**Task:** Repeat every record below exactly, leaving out the pictures.

**Records provided:**

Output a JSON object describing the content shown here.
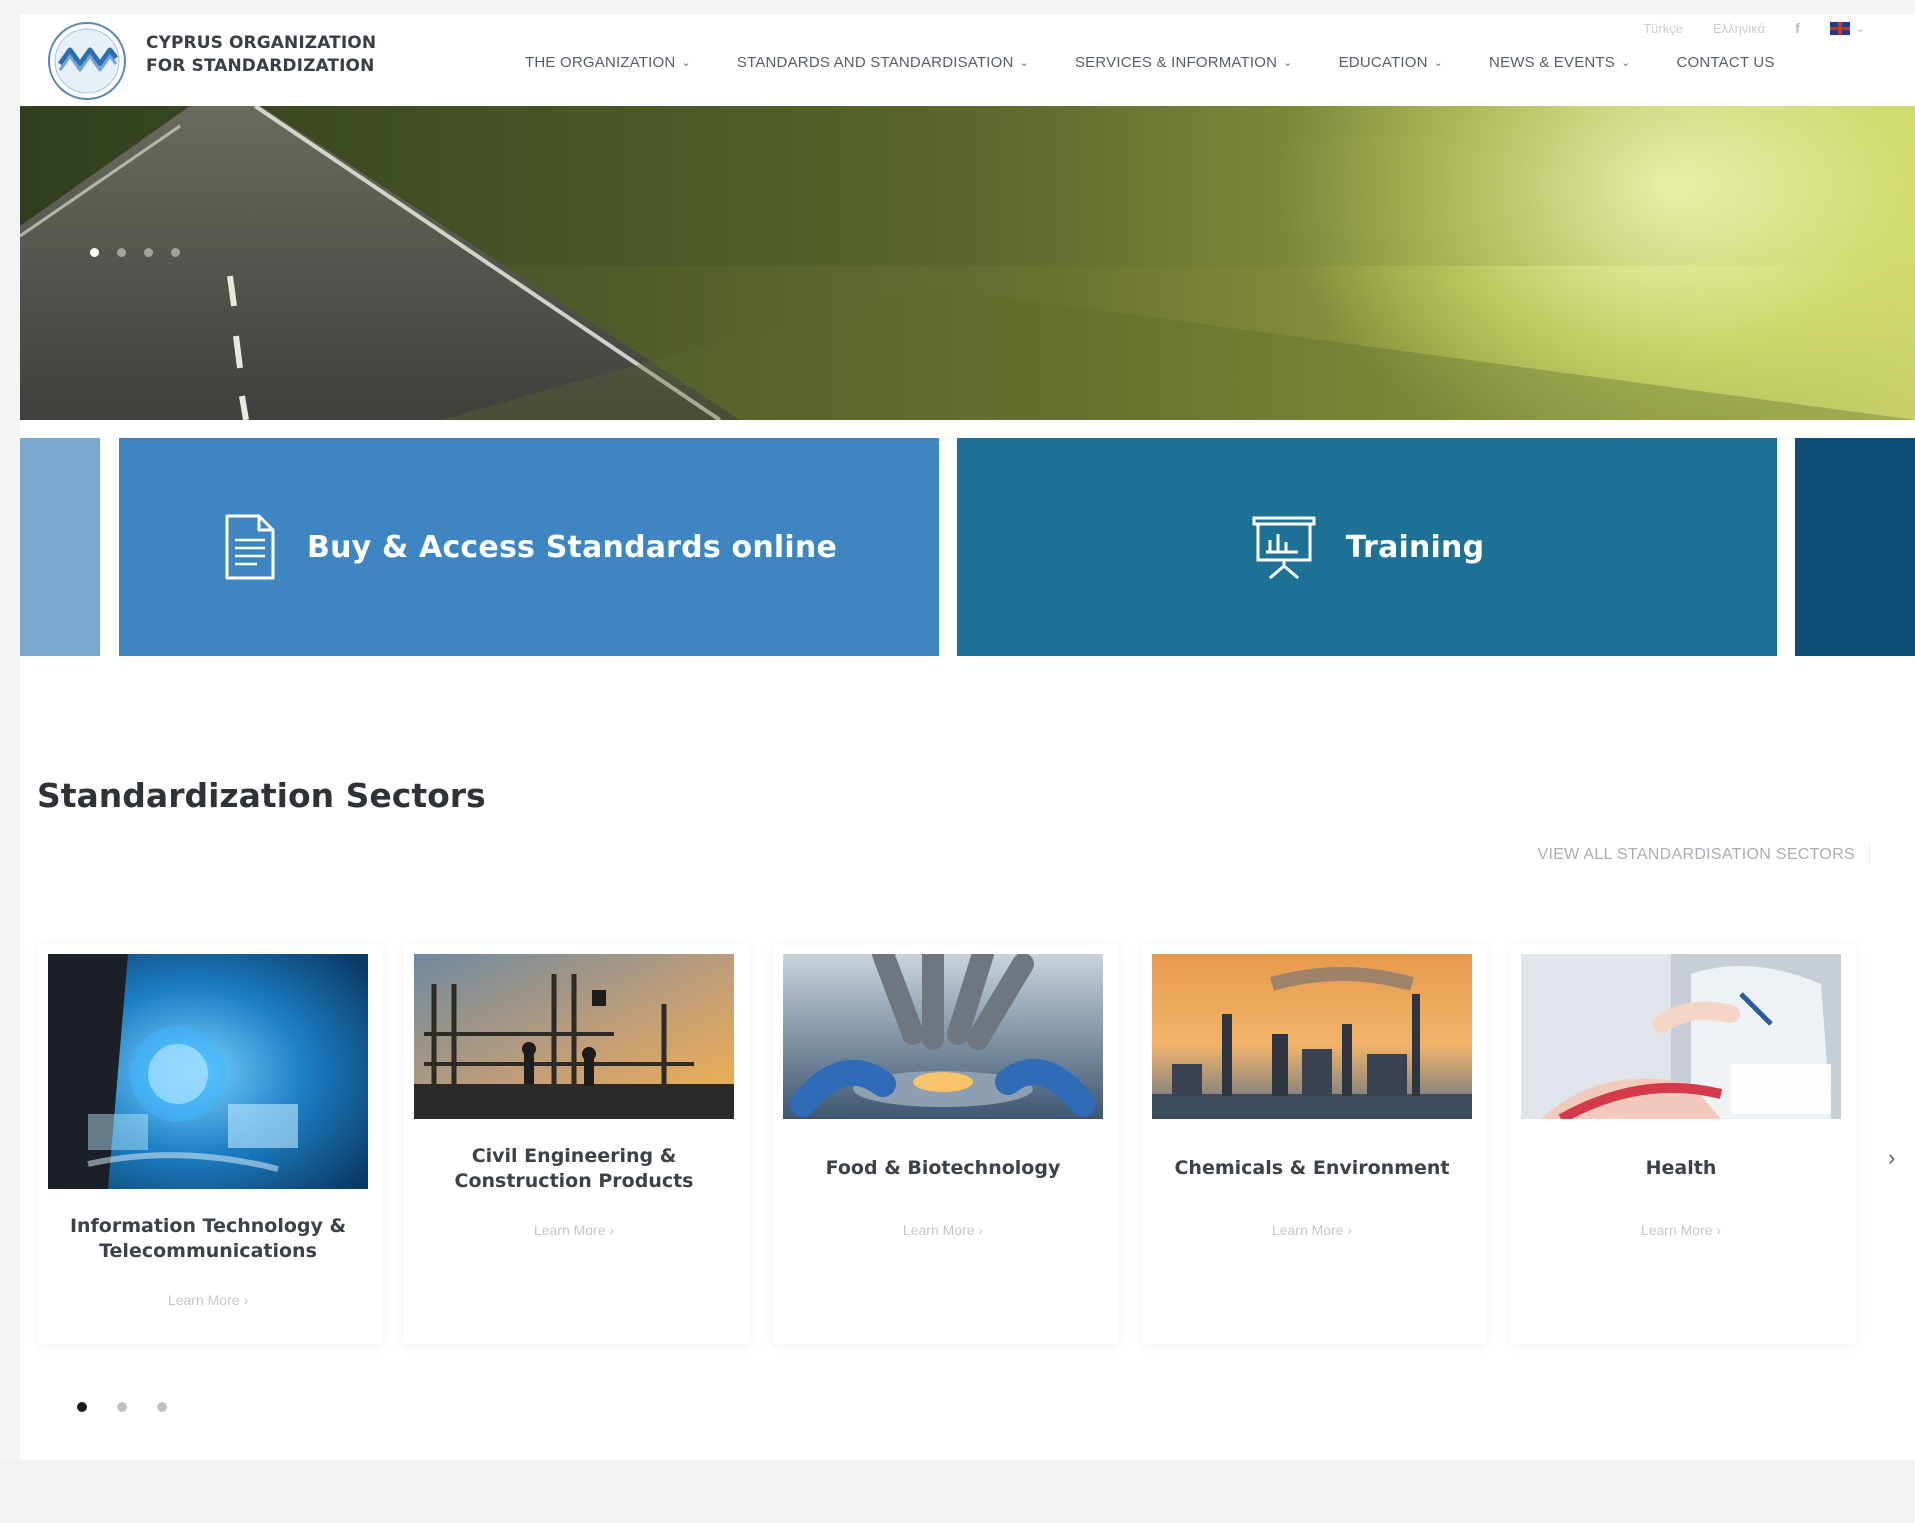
{
  "org": {
    "name_line1": "CYPRUS ORGANIZATION",
    "name_line2": "FOR STANDARDIZATION"
  },
  "top_util": {
    "lang_1": "Türkçe",
    "lang_2": "Ελληνικά",
    "facebook": "f",
    "lang_caret": "⌄"
  },
  "nav": {
    "items": [
      {
        "label": "THE ORGANIZATION",
        "caret": "⌄"
      },
      {
        "label": "STANDARDS AND STANDARDISATION",
        "caret": "⌄"
      },
      {
        "label": "SERVICES & INFORMATION",
        "caret": "⌄"
      },
      {
        "label": "EDUCATION",
        "caret": "⌄"
      },
      {
        "label": "NEWS & EVENTS",
        "caret": "⌄"
      },
      {
        "label": "CONTACT US"
      }
    ]
  },
  "tiles": {
    "buy_label": "Buy & Access Standards online",
    "training_label": "Training"
  },
  "sectors": {
    "title": "Standardization Sectors",
    "view_all": "VIEW ALL STANDARDISATION SECTORS",
    "next": "›",
    "cards": [
      {
        "title": "Information Technology &\nTelecommunications",
        "link": "Learn More ›"
      },
      {
        "title": "Civil Engineering &\nConstruction Products",
        "link": "Learn More ›"
      },
      {
        "title": "Food & Biotechnology",
        "link": "Learn More ›"
      },
      {
        "title": "Chemicals & Environment",
        "link": "Learn More ›"
      },
      {
        "title": "Health",
        "link": "Learn More ›"
      }
    ]
  },
  "colors": {
    "tile_buy": "#3d86c2",
    "tile_training": "#1d7195",
    "tile_dark": "#0f4e74"
  }
}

**Response:**
Output a JSON object describing the content shown here.
{
  "org": {
    "name_line1": "CYPRUS ORGANIZATION",
    "name_line2": "FOR STANDARDIZATION"
  },
  "top_util": {
    "lang_1": "Türkçe",
    "lang_2": "Ελληνικά",
    "facebook": "f",
    "lang_caret": "⌄"
  },
  "nav": {
    "items": [
      {
        "label": "THE ORGANIZATION",
        "caret": "⌄"
      },
      {
        "label": "STANDARDS AND STANDARDISATION",
        "caret": "⌄"
      },
      {
        "label": "SERVICES & INFORMATION",
        "caret": "⌄"
      },
      {
        "label": "EDUCATION",
        "caret": "⌄"
      },
      {
        "label": "NEWS & EVENTS",
        "caret": "⌄"
      },
      {
        "label": "CONTACT US"
      }
    ]
  },
  "tiles": {
    "buy_label": "Buy & Access Standards online",
    "training_label": "Training"
  },
  "sectors": {
    "title": "Standardization Sectors",
    "view_all": "VIEW ALL STANDARDISATION SECTORS",
    "next": "›",
    "cards": [
      {
        "title": "Information Technology &\nTelecommunications",
        "link": "Learn More ›"
      },
      {
        "title": "Civil Engineering &\nConstruction Products",
        "link": "Learn More ›"
      },
      {
        "title": "Food & Biotechnology",
        "link": "Learn More ›"
      },
      {
        "title": "Chemicals & Environment",
        "link": "Learn More ›"
      },
      {
        "title": "Health",
        "link": "Learn More ›"
      }
    ]
  },
  "colors": {
    "tile_buy": "#3d86c2",
    "tile_training": "#1d7195",
    "tile_dark": "#0f4e74"
  }
}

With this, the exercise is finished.